--- START Data for this task ---
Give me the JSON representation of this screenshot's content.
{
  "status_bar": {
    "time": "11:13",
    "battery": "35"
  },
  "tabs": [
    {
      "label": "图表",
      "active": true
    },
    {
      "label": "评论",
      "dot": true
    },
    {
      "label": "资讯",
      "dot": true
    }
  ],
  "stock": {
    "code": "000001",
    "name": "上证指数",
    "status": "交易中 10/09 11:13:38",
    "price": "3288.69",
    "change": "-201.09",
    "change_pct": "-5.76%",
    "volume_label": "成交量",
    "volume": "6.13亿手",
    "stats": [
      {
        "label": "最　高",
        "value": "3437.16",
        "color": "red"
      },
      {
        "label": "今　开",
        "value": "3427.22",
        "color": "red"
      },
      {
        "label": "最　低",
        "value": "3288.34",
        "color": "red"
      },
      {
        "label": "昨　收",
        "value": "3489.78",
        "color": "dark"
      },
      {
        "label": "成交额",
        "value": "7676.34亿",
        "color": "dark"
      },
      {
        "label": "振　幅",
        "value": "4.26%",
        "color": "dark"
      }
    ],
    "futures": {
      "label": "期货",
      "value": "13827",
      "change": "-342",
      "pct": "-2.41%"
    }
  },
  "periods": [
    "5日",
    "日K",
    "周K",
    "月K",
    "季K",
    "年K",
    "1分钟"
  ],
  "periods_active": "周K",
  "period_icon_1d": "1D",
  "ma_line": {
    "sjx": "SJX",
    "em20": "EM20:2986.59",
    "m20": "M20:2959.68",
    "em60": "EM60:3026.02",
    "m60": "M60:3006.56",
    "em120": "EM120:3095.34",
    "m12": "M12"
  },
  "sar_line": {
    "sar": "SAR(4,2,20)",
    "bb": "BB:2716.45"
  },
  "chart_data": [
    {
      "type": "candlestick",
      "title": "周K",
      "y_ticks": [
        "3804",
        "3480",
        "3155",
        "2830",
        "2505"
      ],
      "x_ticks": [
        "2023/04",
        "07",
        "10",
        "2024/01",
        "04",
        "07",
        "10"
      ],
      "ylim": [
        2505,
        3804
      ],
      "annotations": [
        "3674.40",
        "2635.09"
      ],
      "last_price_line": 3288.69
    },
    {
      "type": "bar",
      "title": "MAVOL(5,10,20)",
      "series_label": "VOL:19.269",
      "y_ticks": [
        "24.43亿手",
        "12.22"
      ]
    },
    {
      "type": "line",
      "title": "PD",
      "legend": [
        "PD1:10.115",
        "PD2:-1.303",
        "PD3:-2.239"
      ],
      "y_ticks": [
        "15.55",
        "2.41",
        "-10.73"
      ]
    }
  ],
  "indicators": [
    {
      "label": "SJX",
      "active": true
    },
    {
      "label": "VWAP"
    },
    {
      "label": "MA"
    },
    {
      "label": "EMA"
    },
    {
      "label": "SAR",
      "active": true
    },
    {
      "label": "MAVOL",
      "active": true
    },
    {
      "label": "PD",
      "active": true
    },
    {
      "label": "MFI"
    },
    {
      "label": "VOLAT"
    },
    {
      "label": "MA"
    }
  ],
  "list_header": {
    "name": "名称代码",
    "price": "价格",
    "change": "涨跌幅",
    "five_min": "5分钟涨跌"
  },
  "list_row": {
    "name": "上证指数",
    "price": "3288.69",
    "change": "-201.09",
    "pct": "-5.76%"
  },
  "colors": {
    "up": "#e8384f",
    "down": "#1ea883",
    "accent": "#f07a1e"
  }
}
--- END Data for this task ---
What needs to be done - Extract the full listing above without altering anything.

Complete answer -
Give me the JSON representation of this screenshot's content.
{
  "status_bar": {
    "time": "11:13",
    "battery": "35"
  },
  "tabs": [
    {
      "label": "图表",
      "active": true
    },
    {
      "label": "评论",
      "dot": true
    },
    {
      "label": "资讯",
      "dot": true
    }
  ],
  "stock": {
    "code": "000001",
    "name": "上证指数",
    "status": "交易中 10/09 11:13:38",
    "price": "3288.69",
    "change": "-201.09",
    "change_pct": "-5.76%",
    "volume_label": "成交量",
    "volume": "6.13亿手",
    "stats": [
      {
        "label": "最　高",
        "value": "3437.16",
        "color": "red"
      },
      {
        "label": "今　开",
        "value": "3427.22",
        "color": "red"
      },
      {
        "label": "最　低",
        "value": "3288.34",
        "color": "red"
      },
      {
        "label": "昨　收",
        "value": "3489.78",
        "color": "dark"
      },
      {
        "label": "成交额",
        "value": "7676.34亿",
        "color": "dark"
      },
      {
        "label": "振　幅",
        "value": "4.26%",
        "color": "dark"
      }
    ],
    "futures": {
      "label": "期货",
      "value": "13827",
      "change": "-342",
      "pct": "-2.41%"
    }
  },
  "periods": [
    "5日",
    "日K",
    "周K",
    "月K",
    "季K",
    "年K",
    "1分钟"
  ],
  "periods_active": "周K",
  "period_icon_1d": "1D",
  "ma_line": {
    "sjx": "SJX",
    "em20": "EM20:2986.59",
    "m20": "M20:2959.68",
    "em60": "EM60:3026.02",
    "m60": "M60:3006.56",
    "em120": "EM120:3095.34",
    "m12": "M12"
  },
  "sar_line": {
    "sar": "SAR(4,2,20)",
    "bb": "BB:2716.45"
  },
  "chart_data": [
    {
      "type": "candlestick",
      "title": "周K",
      "y_ticks": [
        "3804",
        "3480",
        "3155",
        "2830",
        "2505"
      ],
      "x_ticks": [
        "2023/04",
        "07",
        "10",
        "2024/01",
        "04",
        "07",
        "10"
      ],
      "ylim": [
        2505,
        3804
      ],
      "annotations": [
        "3674.40",
        "2635.09"
      ],
      "last_price_line": 3288.69
    },
    {
      "type": "bar",
      "title": "MAVOL(5,10,20)",
      "series_label": "VOL:19.269",
      "y_ticks": [
        "24.43亿手",
        "12.22"
      ]
    },
    {
      "type": "line",
      "title": "PD",
      "legend": [
        "PD1:10.115",
        "PD2:-1.303",
        "PD3:-2.239"
      ],
      "y_ticks": [
        "15.55",
        "2.41",
        "-10.73"
      ]
    }
  ],
  "indicators": [
    {
      "label": "SJX",
      "active": true
    },
    {
      "label": "VWAP"
    },
    {
      "label": "MA"
    },
    {
      "label": "EMA"
    },
    {
      "label": "SAR",
      "active": true
    },
    {
      "label": "MAVOL",
      "active": true
    },
    {
      "label": "PD",
      "active": true
    },
    {
      "label": "MFI"
    },
    {
      "label": "VOLAT"
    },
    {
      "label": "MA"
    }
  ],
  "list_header": {
    "name": "名称代码",
    "price": "价格",
    "change": "涨跌幅",
    "five_min": "5分钟涨跌"
  },
  "list_row": {
    "name": "上证指数",
    "price": "3288.69",
    "change": "-201.09",
    "pct": "-5.76%"
  },
  "colors": {
    "up": "#e8384f",
    "down": "#1ea883",
    "accent": "#f07a1e"
  }
}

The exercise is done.